[Raw records]

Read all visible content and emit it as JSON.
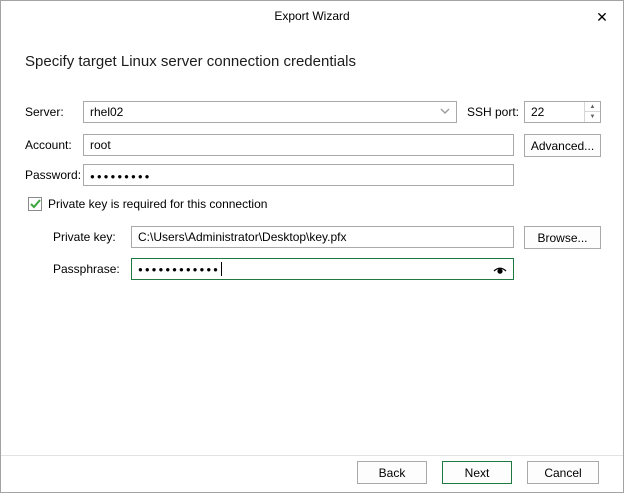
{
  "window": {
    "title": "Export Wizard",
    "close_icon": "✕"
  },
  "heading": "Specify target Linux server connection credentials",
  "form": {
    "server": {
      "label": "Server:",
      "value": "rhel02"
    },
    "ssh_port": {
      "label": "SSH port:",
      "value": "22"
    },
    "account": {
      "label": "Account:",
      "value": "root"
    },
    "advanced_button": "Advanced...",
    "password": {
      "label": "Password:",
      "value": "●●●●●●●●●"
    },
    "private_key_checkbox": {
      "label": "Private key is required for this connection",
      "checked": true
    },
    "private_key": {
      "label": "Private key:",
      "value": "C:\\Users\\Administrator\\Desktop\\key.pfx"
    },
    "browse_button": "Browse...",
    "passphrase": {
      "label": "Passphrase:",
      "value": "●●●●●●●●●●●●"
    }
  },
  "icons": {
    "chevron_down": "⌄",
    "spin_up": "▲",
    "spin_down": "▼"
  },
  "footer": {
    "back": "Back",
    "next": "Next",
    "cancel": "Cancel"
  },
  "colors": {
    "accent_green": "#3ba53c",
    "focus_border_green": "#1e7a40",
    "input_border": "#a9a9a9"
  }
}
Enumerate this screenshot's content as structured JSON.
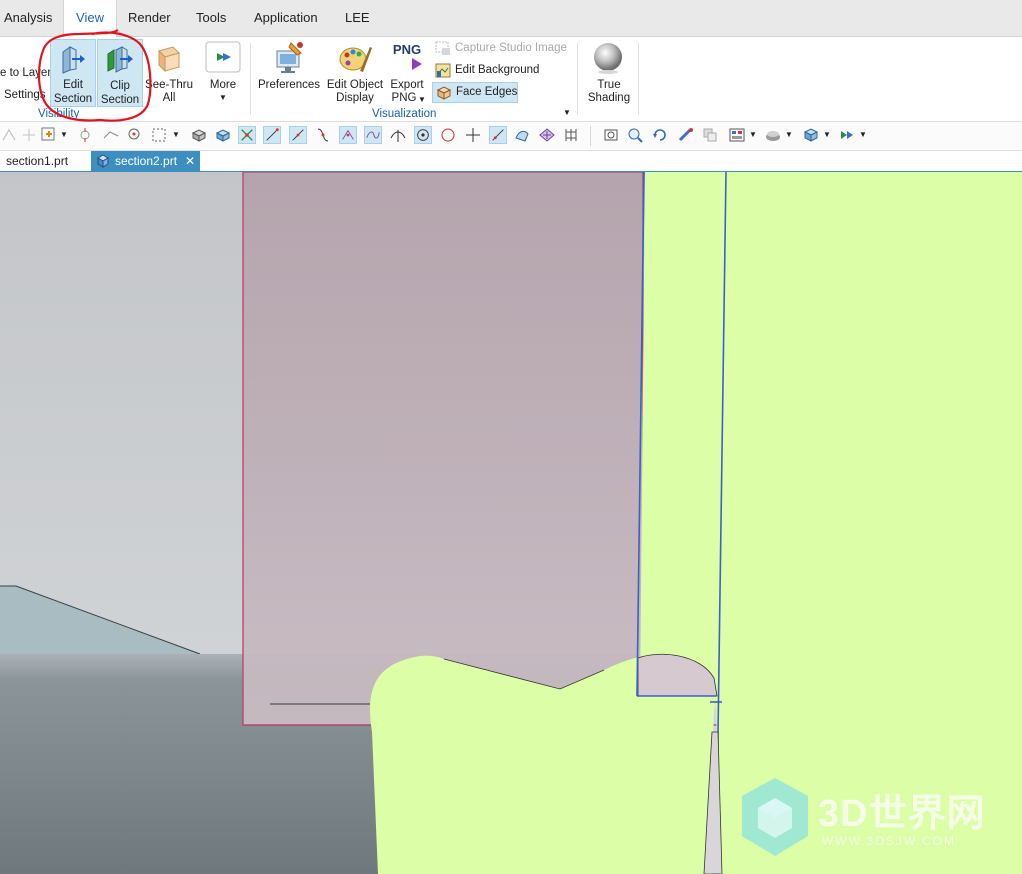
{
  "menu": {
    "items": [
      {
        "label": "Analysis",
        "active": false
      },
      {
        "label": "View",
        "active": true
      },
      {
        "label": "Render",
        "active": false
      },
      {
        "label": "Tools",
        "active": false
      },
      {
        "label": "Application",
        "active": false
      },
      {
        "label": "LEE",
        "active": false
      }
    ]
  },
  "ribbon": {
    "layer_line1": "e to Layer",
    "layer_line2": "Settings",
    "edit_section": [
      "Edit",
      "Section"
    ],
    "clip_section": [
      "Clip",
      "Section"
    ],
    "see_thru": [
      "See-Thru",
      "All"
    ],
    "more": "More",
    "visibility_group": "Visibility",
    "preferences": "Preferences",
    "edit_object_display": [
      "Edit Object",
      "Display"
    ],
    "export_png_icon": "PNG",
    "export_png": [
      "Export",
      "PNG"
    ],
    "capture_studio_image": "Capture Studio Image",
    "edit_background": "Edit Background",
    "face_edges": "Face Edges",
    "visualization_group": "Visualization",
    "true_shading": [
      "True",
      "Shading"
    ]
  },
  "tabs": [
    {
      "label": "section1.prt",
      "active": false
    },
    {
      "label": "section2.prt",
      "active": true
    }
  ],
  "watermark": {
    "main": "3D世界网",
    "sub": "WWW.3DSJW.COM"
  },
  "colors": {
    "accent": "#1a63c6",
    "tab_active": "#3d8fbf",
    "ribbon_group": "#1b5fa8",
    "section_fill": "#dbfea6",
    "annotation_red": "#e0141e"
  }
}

Given task
Using the data above, print every line exactly, omitting pictures.

Solution for this problem
Read all visible content and emit it as JSON.
{
  "window": {
    "title": "Export Wizard",
    "close_icon": "✕"
  },
  "heading": "Specify target Linux server connection credentials",
  "form": {
    "server": {
      "label": "Server:",
      "value": "rhel02"
    },
    "ssh_port": {
      "label": "SSH port:",
      "value": "22"
    },
    "account": {
      "label": "Account:",
      "value": "root"
    },
    "advanced_button": "Advanced...",
    "password": {
      "label": "Password:",
      "value": "●●●●●●●●●"
    },
    "private_key_checkbox": {
      "label": "Private key is required for this connection",
      "checked": true
    },
    "private_key": {
      "label": "Private key:",
      "value": "C:\\Users\\Administrator\\Desktop\\key.pfx"
    },
    "browse_button": "Browse...",
    "passphrase": {
      "label": "Passphrase:",
      "value": "●●●●●●●●●●●●"
    }
  },
  "icons": {
    "chevron_down": "⌄",
    "spin_up": "▲",
    "spin_down": "▼"
  },
  "footer": {
    "back": "Back",
    "next": "Next",
    "cancel": "Cancel"
  },
  "colors": {
    "accent_green": "#3ba53c",
    "focus_border_green": "#1e7a40",
    "input_border": "#a9a9a9"
  }
}
Enumerate this screenshot's content as structured JSON.
{
  "menu": {
    "items": [
      {
        "label": "Analysis",
        "active": false
      },
      {
        "label": "View",
        "active": true
      },
      {
        "label": "Render",
        "active": false
      },
      {
        "label": "Tools",
        "active": false
      },
      {
        "label": "Application",
        "active": false
      },
      {
        "label": "LEE",
        "active": false
      }
    ]
  },
  "ribbon": {
    "layer_line1": "e to Layer",
    "layer_line2": "Settings",
    "edit_section": [
      "Edit",
      "Section"
    ],
    "clip_section": [
      "Clip",
      "Section"
    ],
    "see_thru": [
      "See-Thru",
      "All"
    ],
    "more": "More",
    "visibility_group": "Visibility",
    "preferences": "Preferences",
    "edit_object_display": [
      "Edit Object",
      "Display"
    ],
    "export_png_icon": "PNG",
    "export_png": [
      "Export",
      "PNG"
    ],
    "capture_studio_image": "Capture Studio Image",
    "edit_background": "Edit Background",
    "face_edges": "Face Edges",
    "visualization_group": "Visualization",
    "true_shading": [
      "True",
      "Shading"
    ]
  },
  "tabs": [
    {
      "label": "section1.prt",
      "active": false
    },
    {
      "label": "section2.prt",
      "active": true
    }
  ],
  "watermark": {
    "main": "3D世界网",
    "sub": "WWW.3DSJW.COM"
  },
  "colors": {
    "accent": "#1a63c6",
    "tab_active": "#3d8fbf",
    "ribbon_group": "#1b5fa8",
    "section_fill": "#dbfea6",
    "annotation_red": "#e0141e"
  }
}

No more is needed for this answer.